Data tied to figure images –
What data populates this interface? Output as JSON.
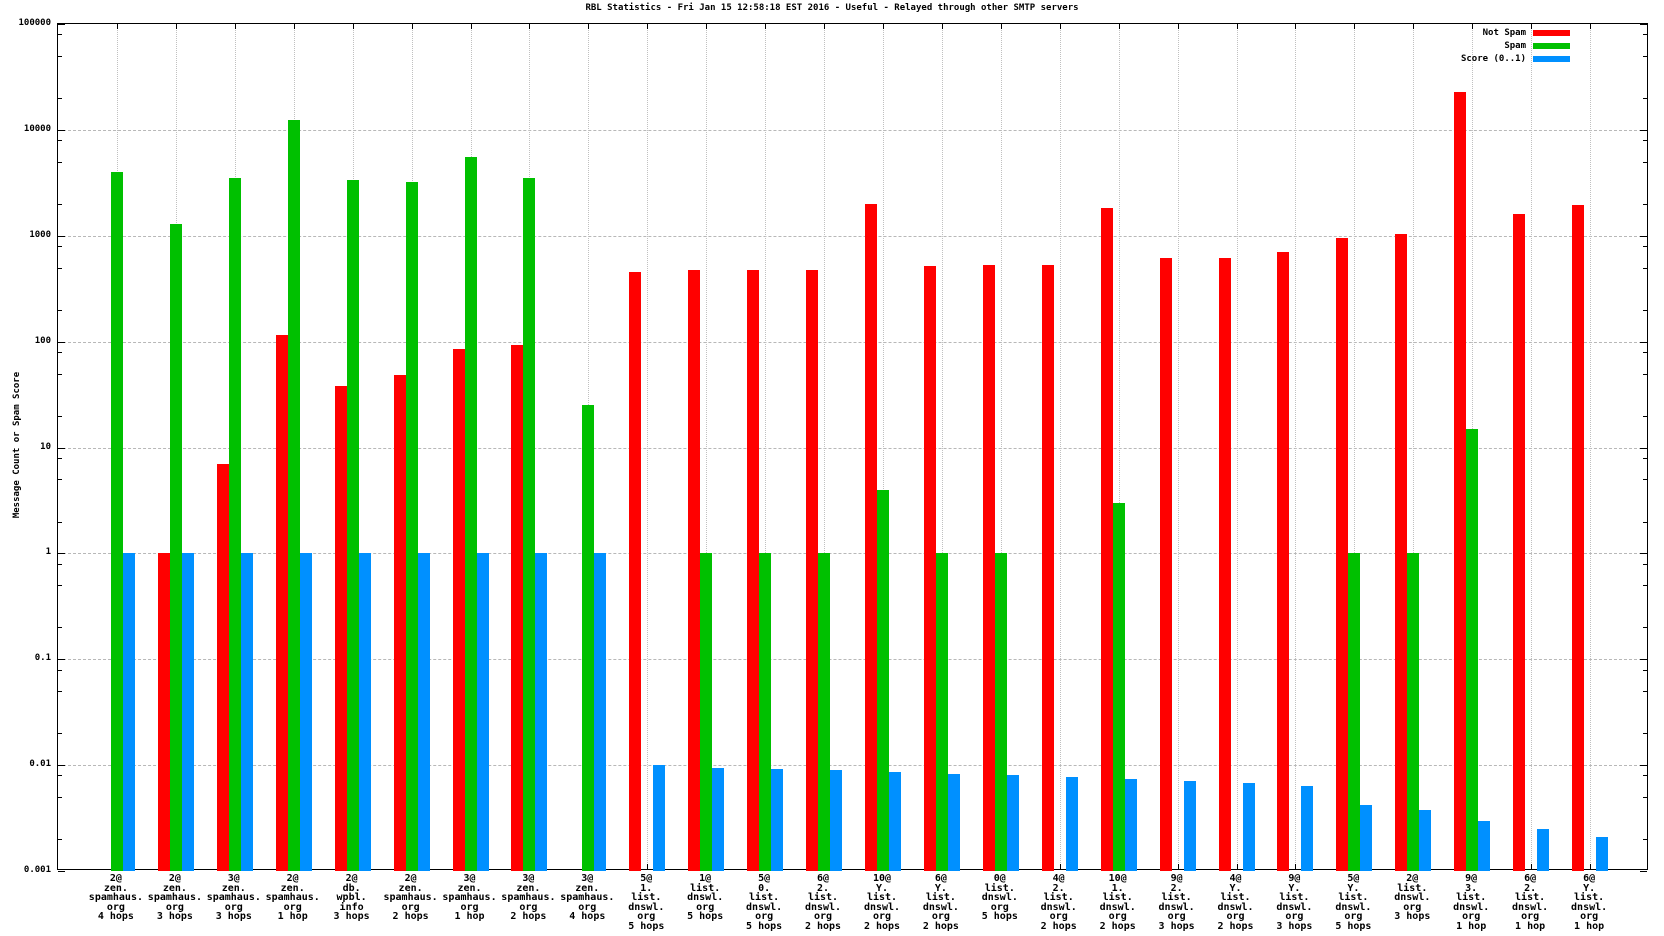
{
  "title": "RBL Statistics - Fri Jan 15 12:58:18 EST 2016 - Useful - Relayed through other SMTP servers",
  "y_axis": {
    "label": "Message Count or Spam Score",
    "ticks": [
      {
        "text": "100000",
        "value": 100000
      },
      {
        "text": "10000",
        "value": 10000
      },
      {
        "text": "1000",
        "value": 1000
      },
      {
        "text": "100",
        "value": 100
      },
      {
        "text": "10",
        "value": 10
      },
      {
        "text": "1",
        "value": 1
      },
      {
        "text": "0.1",
        "value": 0.1
      },
      {
        "text": "0.01",
        "value": 0.01
      },
      {
        "text": "0.001",
        "value": 0.001
      }
    ]
  },
  "legend": [
    {
      "label": "Not Spam",
      "color": "#ff0000"
    },
    {
      "label": "Spam",
      "color": "#00c000"
    },
    {
      "label": "Score (0..1)",
      "color": "#0090ff"
    }
  ],
  "chart_data": {
    "type": "bar",
    "title": "RBL Statistics - Fri Jan 15 12:58:18 EST 2016 - Useful - Relayed through other SMTP servers",
    "ylabel": "Message Count or Spam Score",
    "yscale": "log",
    "ylim": [
      0.001,
      100000
    ],
    "grid": true,
    "legend_position": "top-right-inside",
    "categories": [
      [
        "2@",
        "zen.",
        "spamhaus.",
        "org",
        "4 hops"
      ],
      [
        "2@",
        "zen.",
        "spamhaus.",
        "org",
        "3 hops"
      ],
      [
        "3@",
        "zen.",
        "spamhaus.",
        "org",
        "3 hops"
      ],
      [
        "2@",
        "zen.",
        "spamhaus.",
        "org",
        "1 hop"
      ],
      [
        "2@",
        "db.",
        "wpbl.",
        "info",
        "3 hops"
      ],
      [
        "2@",
        "zen.",
        "spamhaus.",
        "org",
        "2 hops"
      ],
      [
        "3@",
        "zen.",
        "spamhaus.",
        "org",
        "1 hop"
      ],
      [
        "3@",
        "zen.",
        "spamhaus.",
        "org",
        "2 hops"
      ],
      [
        "3@",
        "zen.",
        "spamhaus.",
        "org",
        "4 hops"
      ],
      [
        "5@",
        "1.",
        "list.",
        "dnswl.",
        "org",
        "5 hops"
      ],
      [
        "1@",
        "list.",
        "dnswl.",
        "org",
        "5 hops"
      ],
      [
        "5@",
        "0.",
        "list.",
        "dnswl.",
        "org",
        "5 hops"
      ],
      [
        "6@",
        "2.",
        "list.",
        "dnswl.",
        "org",
        "2 hops"
      ],
      [
        "10@",
        "Y.",
        "list.",
        "dnswl.",
        "org",
        "2 hops"
      ],
      [
        "6@",
        "Y.",
        "list.",
        "dnswl.",
        "org",
        "2 hops"
      ],
      [
        "0@",
        "list.",
        "dnswl.",
        "org",
        "5 hops"
      ],
      [
        "4@",
        "2.",
        "list.",
        "dnswl.",
        "org",
        "2 hops"
      ],
      [
        "10@",
        "1.",
        "list.",
        "dnswl.",
        "org",
        "2 hops"
      ],
      [
        "9@",
        "2.",
        "list.",
        "dnswl.",
        "org",
        "3 hops"
      ],
      [
        "4@",
        "Y.",
        "list.",
        "dnswl.",
        "org",
        "2 hops"
      ],
      [
        "9@",
        "Y.",
        "list.",
        "dnswl.",
        "org",
        "3 hops"
      ],
      [
        "5@",
        "Y.",
        "list.",
        "dnswl.",
        "org",
        "5 hops"
      ],
      [
        "2@",
        "list.",
        "dnswl.",
        "org",
        "3 hops"
      ],
      [
        "9@",
        "3.",
        "list.",
        "dnswl.",
        "org",
        "1 hop"
      ],
      [
        "6@",
        "2.",
        "list.",
        "dnswl.",
        "org",
        "1 hop"
      ],
      [
        "6@",
        "Y.",
        "list.",
        "dnswl.",
        "org",
        "1 hop"
      ]
    ],
    "series": [
      {
        "name": "Not Spam",
        "color": "#ff0000",
        "values": [
          null,
          1,
          7,
          115,
          38,
          48,
          85,
          93,
          null,
          460,
          475,
          480,
          480,
          2000,
          520,
          525,
          530,
          1830,
          620,
          620,
          700,
          950,
          1050,
          23000,
          1600,
          1950
        ]
      },
      {
        "name": "Spam",
        "color": "#00c000",
        "values": [
          4000,
          1300,
          3500,
          12500,
          3400,
          3250,
          5500,
          3500,
          25,
          null,
          1,
          1,
          1,
          4,
          1,
          1,
          null,
          3,
          null,
          null,
          null,
          1,
          1,
          15,
          null,
          null
        ]
      },
      {
        "name": "Score (0..1)",
        "color": "#0090ff",
        "values": [
          1,
          1,
          1,
          1,
          1,
          1,
          1,
          1,
          1,
          0.01,
          0.0095,
          0.0092,
          0.009,
          0.0086,
          0.0083,
          0.008,
          0.0078,
          0.0074,
          0.0071,
          0.0068,
          0.0063,
          0.0042,
          0.0038,
          0.003,
          0.0025,
          0.0021
        ]
      }
    ]
  }
}
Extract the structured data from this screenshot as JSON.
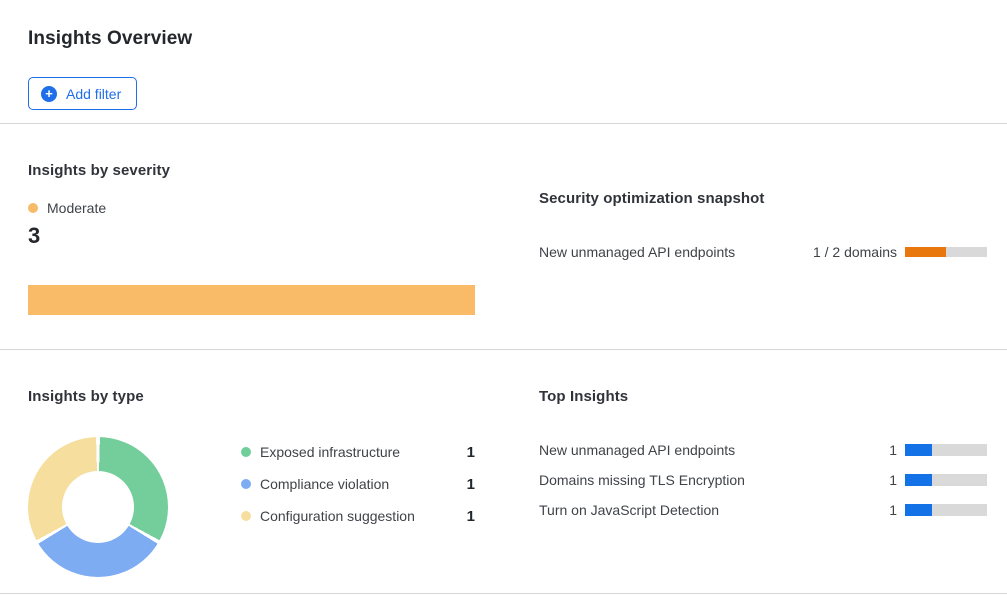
{
  "page": {
    "title": "Insights Overview"
  },
  "toolbar": {
    "add_filter_label": "Add filter",
    "plus_glyph": "+"
  },
  "colors": {
    "accent_blue": "#1f6feb",
    "severity_orange": "#FABB69",
    "snapshot_orange": "#E8770D",
    "insight_blue": "#1373E6",
    "track_gray": "#D9D9D9",
    "donut_green": "#74CE9B",
    "donut_blue": "#7DACF3",
    "donut_yellow": "#F6DF9E"
  },
  "severity": {
    "heading": "Insights by severity",
    "legend": {
      "label": "Moderate",
      "color": "#F6BA68"
    },
    "count": "3",
    "bar": {
      "value": 3,
      "max": 3,
      "color": "#FABB69"
    }
  },
  "snapshot": {
    "heading": "Security optimization snapshot",
    "rows": [
      {
        "label": "New unmanaged API endpoints",
        "value_label": "1 / 2 domains",
        "progress": {
          "value": 1,
          "max": 2,
          "color": "#E8770D"
        }
      }
    ]
  },
  "types": {
    "heading": "Insights by type",
    "legend": [
      {
        "label": "Exposed infrastructure",
        "count": "1",
        "color": "#6FCE9A"
      },
      {
        "label": "Compliance violation",
        "count": "1",
        "color": "#7DACF3"
      },
      {
        "label": "Configuration suggestion",
        "count": "1",
        "color": "#F6DF9E"
      }
    ]
  },
  "top_insights": {
    "heading": "Top Insights",
    "rows": [
      {
        "label": "New unmanaged API endpoints",
        "count": "1",
        "progress": {
          "value": 1,
          "max": 3,
          "color": "#1373E6"
        }
      },
      {
        "label": "Domains missing TLS Encryption",
        "count": "1",
        "progress": {
          "value": 1,
          "max": 3,
          "color": "#1373E6"
        }
      },
      {
        "label": "Turn on JavaScript Detection",
        "count": "1",
        "progress": {
          "value": 1,
          "max": 3,
          "color": "#1373E6"
        }
      }
    ]
  },
  "chart_data": [
    {
      "type": "bar",
      "title": "Insights by severity",
      "orientation": "horizontal",
      "categories": [
        "Moderate"
      ],
      "values": [
        3
      ],
      "colors": [
        "#FABB69"
      ],
      "legend_position": "top",
      "notes": "single full-width orange bar, total count 3 shown above"
    },
    {
      "type": "bar",
      "title": "Security optimization snapshot",
      "orientation": "horizontal-progress",
      "categories": [
        "New unmanaged API endpoints"
      ],
      "values": [
        1
      ],
      "max": 2,
      "value_labels": [
        "1 / 2 domains"
      ],
      "colors": [
        "#E8770D"
      ],
      "track_color": "#D9D9D9"
    },
    {
      "type": "pie",
      "subtype": "donut",
      "title": "Insights by type",
      "categories": [
        "Exposed infrastructure",
        "Compliance violation",
        "Configuration suggestion"
      ],
      "values": [
        1,
        1,
        1
      ],
      "colors": [
        "#74CE9B",
        "#7DACF3",
        "#F6DF9E"
      ],
      "legend_position": "right",
      "start_angle_deg": 0,
      "direction": "clockwise"
    },
    {
      "type": "bar",
      "title": "Top Insights",
      "orientation": "horizontal-progress",
      "categories": [
        "New unmanaged API endpoints",
        "Domains missing TLS Encryption",
        "Turn on JavaScript Detection"
      ],
      "values": [
        1,
        1,
        1
      ],
      "max": 3,
      "colors": [
        "#1373E6",
        "#1373E6",
        "#1373E6"
      ],
      "track_color": "#D9D9D9"
    }
  ]
}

Task requirements – State only the count of lines above that hold the string "Turn".

Response for this exercise – 2